### [TASK STATEMENT]
Your task is to repeat the entries word for word while leaving out the pictures.

### [Stored items from a collection]
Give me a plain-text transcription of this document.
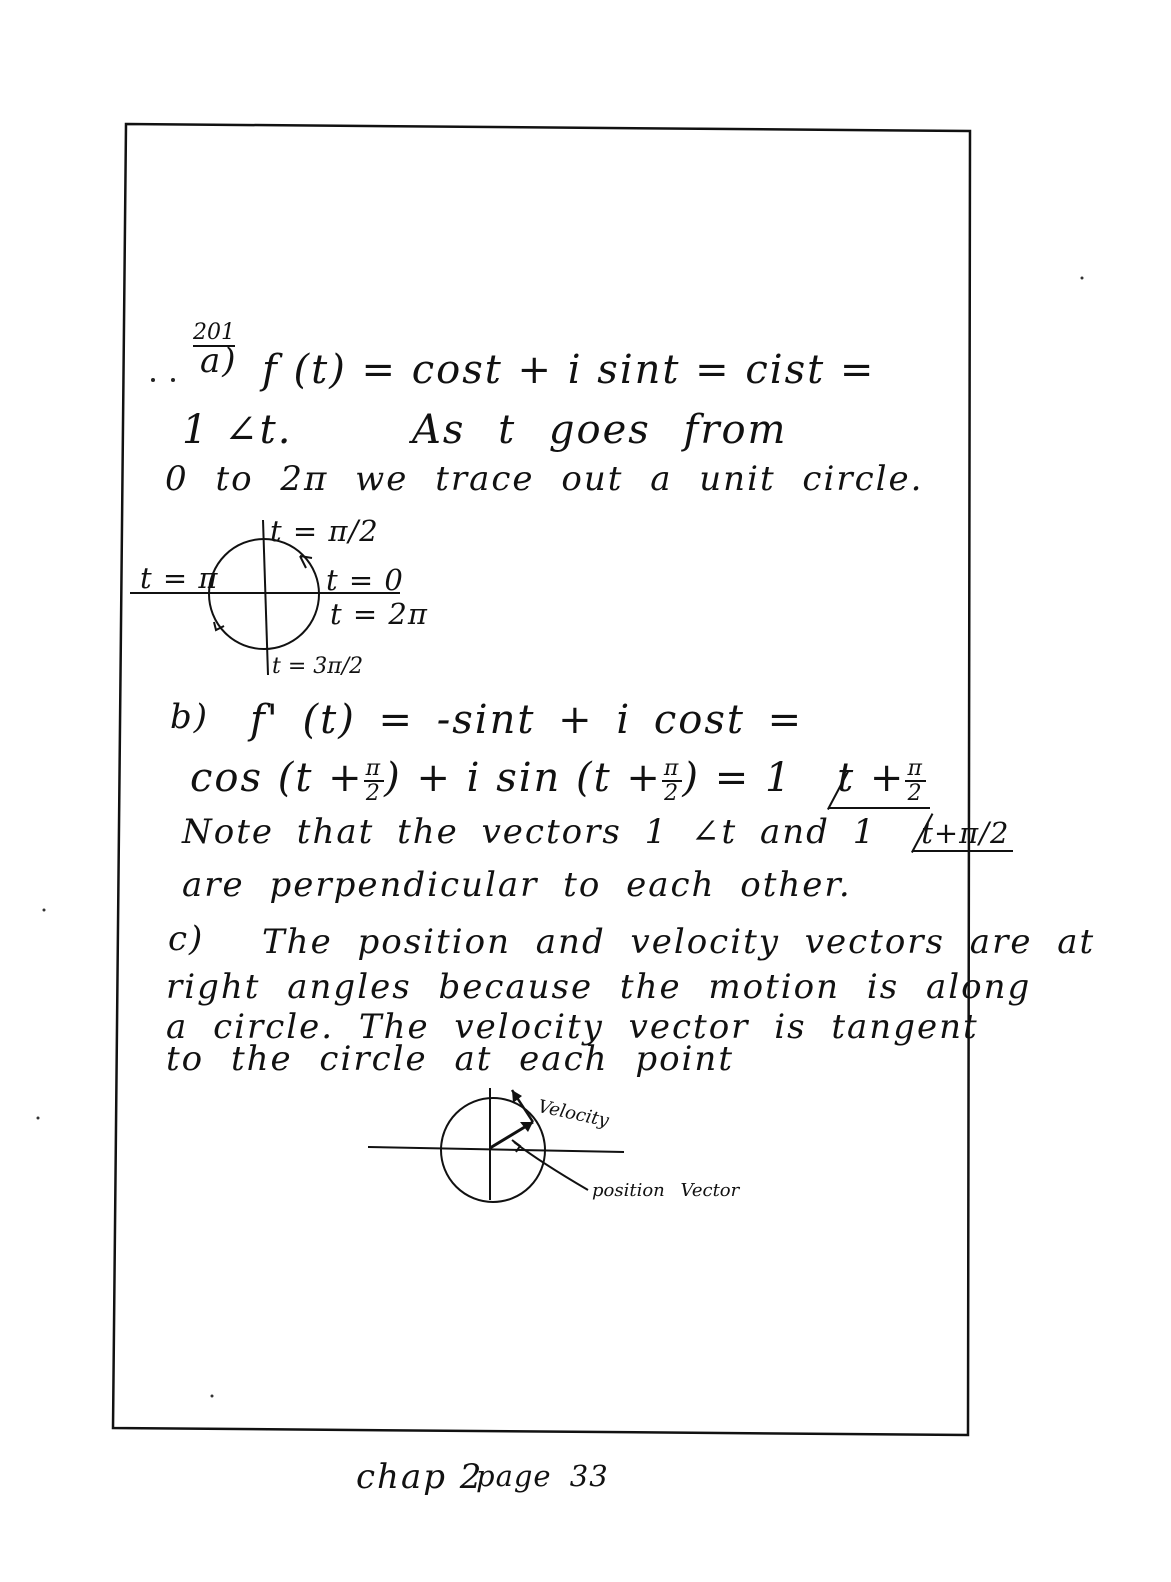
201
a) f (t) = cost + i sint = cist =
1 ∠t.	As t goes from
0 to 2π we trace out a unit circle.
t = π/2
t = π	t = 0
t = 2π
t = 3π/2
b) f' (t) = -sint + i cost =
$\cos (t + \frac{\pi}{2}$ ) + i $\sin (t + \frac{\pi}{2}$ ) = 1 $t + \frac{\pi}{2}$
Note that the vectors 1 ∠t and 1 t+π/2
are perpendicular to each other.
c) The position and velocity vectors are at
right angles because the motion is along
a circle. The velocity vector is tangent
to the circle at each point
Velocity
position Vector
chap 2
page 33
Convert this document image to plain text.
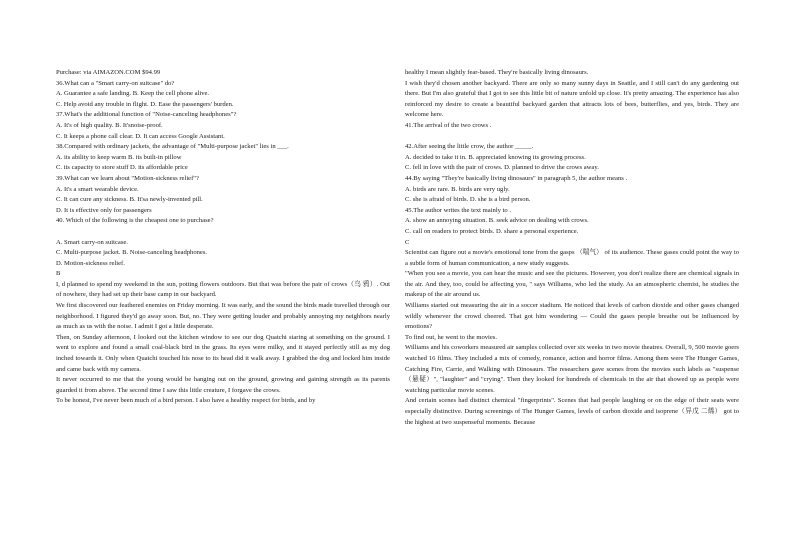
Purchase: via AIMAZON.COM $94.99
36.What can a "Smart carry-on suitcase" do?
A. Guarantee a safe landing. B. Keep the cell phone alive.
C. Help avoid any trouble in flight. D. Ease the passengers' burden.
37.What's the additional function of "Noise-canceling headphones"?
A. It's of high quality. B. It'snoise-proof.
C. It keeps a phone call clear. D. It can access Google Assistant.
38.Compared with ordinary jackets, the advantage of "Multi-purpose jacket" lies in ___.
A. its ability to keep warm B. its built-in pillow
C. its capacity to store stuff D. its affordable price
39.What can we learn about "Motion-sickness relief"?
A. It's a smart wearable device.
C. It can cure any sickness. B. It'sa newly-invented pill.
D. It is effective only for passengers
40. Which of the following is the cheapest one to purchase?
A. Smart carry-on suitcase.
C. Multi-purpose jacket. B. Noise-canceling headphones.
D. Motion-sickness relief.
B
I, d planned to spend my weekend in the sun, potting flowers outdoors. But that was before the pair of crows（乌 鸦）. Out of nowhere, they had set up their base camp in our backyard.
We first discovered our feathered enemies on Friday morning. It was early, and the sound the birds made travelled through our neighborhood. I figured they'd go away soon. But, no. They were getting louder and probably annoying my neighbors nearly as much as us with the noise. I admit I got a little desperate.
Then, on Sunday afternoon, I looked out the kitchen window to see our dog Quatchi staring at something on the ground. I went to explore and found a small coal-black bird in the grass. Its eyes were milky, and it stayed perfectly still as my dog inched towards it. Only when Quatchi touched his nose to its head did it walk away. I grabbed the dog and locked him inside and came back with my camera.
It never occurred to me that the young would be hanging out on the ground, growing and gaining strength as its parents guarded it from above. The second time I saw this little creature, I forgave the crows.
To be honest, I've never been much of a bird person. I also have a healthy respect for birds, and by
healthy I mean slightly fear-based. They're basically living dinosaurs.
I wish they'd chosen another backyard. There are only so many sunny days in Seattle, and I still can't do any gardening out there. But I'm also grateful that I got to see this little bit of nature unfold up close. It's pretty amazing. The experience has also reinforced my desire to create a beautiful backyard garden that attracts lots of bees, butterflies, and yes, birds. They are welcome here.
41.The arrival of the two crows .
42.After seeing the little crow, the author _____.
A. decided to take it in. B. appreciated knowing its growing process.
C. fell in love with the pair of crows. D. planned to drive the crows away.
44.By saying "They're basically living dinosaurs" in paragraph 5, the author means .
A. birds are rare. B. birds are very ugly.
C. she is afraid of birds. D. she is a bird person.
45.The author writes the text mainly to .
A. show an annoying situation. B. seek advice on dealing with crows.
C. call on readers to protect birds. D. share a personal experience.
C
Scientist can figure out a movie's emotional tone from the gasps （喘气） of its audience. These gases could point the way to a subtle form of human communication, a new study suggests.
"When you see a movie, you can hear the music and see the pictures. However, you don't realize there are chemical signals in the air. And they, too, could be affecting you, " says Williams, who led the study. As an atmospheric chemist, he studies the makeup of the air around us.
Williams started out measuring the air in a soccer stadium. He noticed that levels of carbon dioxide and other gases changed wildly whenever the crowd cheered. That got him wondering — Could the gases people breathe out be influenced by emotions?
To find out, he went to the movies.
Williams and his coworkers measured air samples collected over six weeks in two movie theatres. Overall, 9, 500 movie goers watched 16 films. They included a mix of comedy, romance, action and horror films. Among them were The Hunger Games, Catching Fire, Carrie, and Walking with Dinosaurs. The researchers gave scenes from the movies such labels as "suspense （悬疑）", "laughter" and "crying". Then they looked for hundreds of chemicals in the air that showed up as people were watching particular movie scenes.
And certain scenes had distinct chemical "fingerprints". Scenes that had people laughing or on the edge of their seats were especially distinctive. During screenings of The Hunger Games, levels of carbon dioxide and isoprene（异戊 二烯） got to the highest at two suspenseful moments. Because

### [TASK OUTPUT]
Give me a plain-text transcription of this document.
201
a) f (t) = cost + i sint = cist =
1 ∠t.	As t goes from
0 to 2π we trace out a unit circle.
t = π/2
t = π	t = 0
t = 2π
t = 3π/2
b) f' (t) = -sint + i cost =
$\cos (t + \frac{\pi}{2}$ ) + i $\sin (t + \frac{\pi}{2}$ ) = 1 $t + \frac{\pi}{2}$
Note that the vectors 1 ∠t and 1 t+π/2
are perpendicular to each other.
c) The position and velocity vectors are at
right angles because the motion is along
a circle. The velocity vector is tangent
to the circle at each point
Velocity
position Vector
chap 2
page 33
Convert this document image to plain text.
Purchase: via AIMAZON.COM $94.99
36.What can a "Smart carry-on suitcase" do?
A. Guarantee a safe landing. B. Keep the cell phone alive.
C. Help avoid any trouble in flight. D. Ease the passengers' burden.
37.What's the additional function of "Noise-canceling headphones"?
A. It's of high quality. B. It'snoise-proof.
C. It keeps a phone call clear. D. It can access Google Assistant.
38.Compared with ordinary jackets, the advantage of "Multi-purpose jacket" lies in ___.
A. its ability to keep warm B. its built-in pillow
C. its capacity to store stuff D. its affordable price
39.What can we learn about "Motion-sickness relief"?
A. It's a smart wearable device.
C. It can cure any sickness. B. It'sa newly-invented pill.
D. It is effective only for passengers
40. Which of the following is the cheapest one to purchase?
A. Smart carry-on suitcase.
C. Multi-purpose jacket. B. Noise-canceling headphones.
D. Motion-sickness relief.
B
I, d planned to spend my weekend in the sun, potting flowers outdoors. But that was before the pair of crows（乌 鸦）. Out of nowhere, they had set up their base camp in our backyard.
We first discovered our feathered enemies on Friday morning. It was early, and the sound the birds made travelled through our neighborhood. I figured they'd go away soon. But, no. They were getting louder and probably annoying my neighbors nearly as much as us with the noise. I admit I got a little desperate.
Then, on Sunday afternoon, I looked out the kitchen window to see our dog Quatchi staring at something on the ground. I went to explore and found a small coal-black bird in the grass. Its eyes were milky, and it stayed perfectly still as my dog inched towards it. Only when Quatchi touched his nose to its head did it walk away. I grabbed the dog and locked him inside and came back with my camera.
It never occurred to me that the young would be hanging out on the ground, growing and gaining strength as its parents guarded it from above. The second time I saw this little creature, I forgave the crows.
To be honest, I've never been much of a bird person. I also have a healthy respect for birds, and by
healthy I mean slightly fear-based. They're basically living dinosaurs.
I wish they'd chosen another backyard. There are only so many sunny days in Seattle, and I still can't do any gardening out there. But I'm also grateful that I got to see this little bit of nature unfold up close. It's pretty amazing. The experience has also reinforced my desire to create a beautiful backyard garden that attracts lots of bees, butterflies, and yes, birds. They are welcome here.
41.The arrival of the two crows .
42.After seeing the little crow, the author _____.
A. decided to take it in. B. appreciated knowing its growing process.
C. fell in love with the pair of crows. D. planned to drive the crows away.
44.By saying "They're basically living dinosaurs" in paragraph 5, the author means .
A. birds are rare. B. birds are very ugly.
C. she is afraid of birds. D. she is a bird person.
45.The author writes the text mainly to .
A. show an annoying situation. B. seek advice on dealing with crows.
C. call on readers to protect birds. D. share a personal experience.
C
Scientist can figure out a movie's emotional tone from the gasps （喘气） of its audience. These gases could point the way to a subtle form of human communication, a new study suggests.
"When you see a movie, you can hear the music and see the pictures. However, you don't realize there are chemical signals in the air. And they, too, could be affecting you, " says Williams, who led the study. As an atmospheric chemist, he studies the makeup of the air around us.
Williams started out measuring the air in a soccer stadium. He noticed that levels of carbon dioxide and other gases changed wildly whenever the crowd cheered. That got him wondering — Could the gases people breathe out be influenced by emotions?
To find out, he went to the movies.
Williams and his coworkers measured air samples collected over six weeks in two movie theatres. Overall, 9, 500 movie goers watched 16 films. They included a mix of comedy, romance, action and horror films. Among them were The Hunger Games, Catching Fire, Carrie, and Walking with Dinosaurs. The researchers gave scenes from the movies such labels as "suspense （悬疑）", "laughter" and "crying". Then they looked for hundreds of chemicals in the air that showed up as people were watching particular movie scenes.
And certain scenes had distinct chemical "fingerprints". Scenes that had people laughing or on the edge of their seats were especially distinctive. During screenings of The Hunger Games, levels of carbon dioxide and isoprene（异戊 二烯） got to the highest at two suspenseful moments. Because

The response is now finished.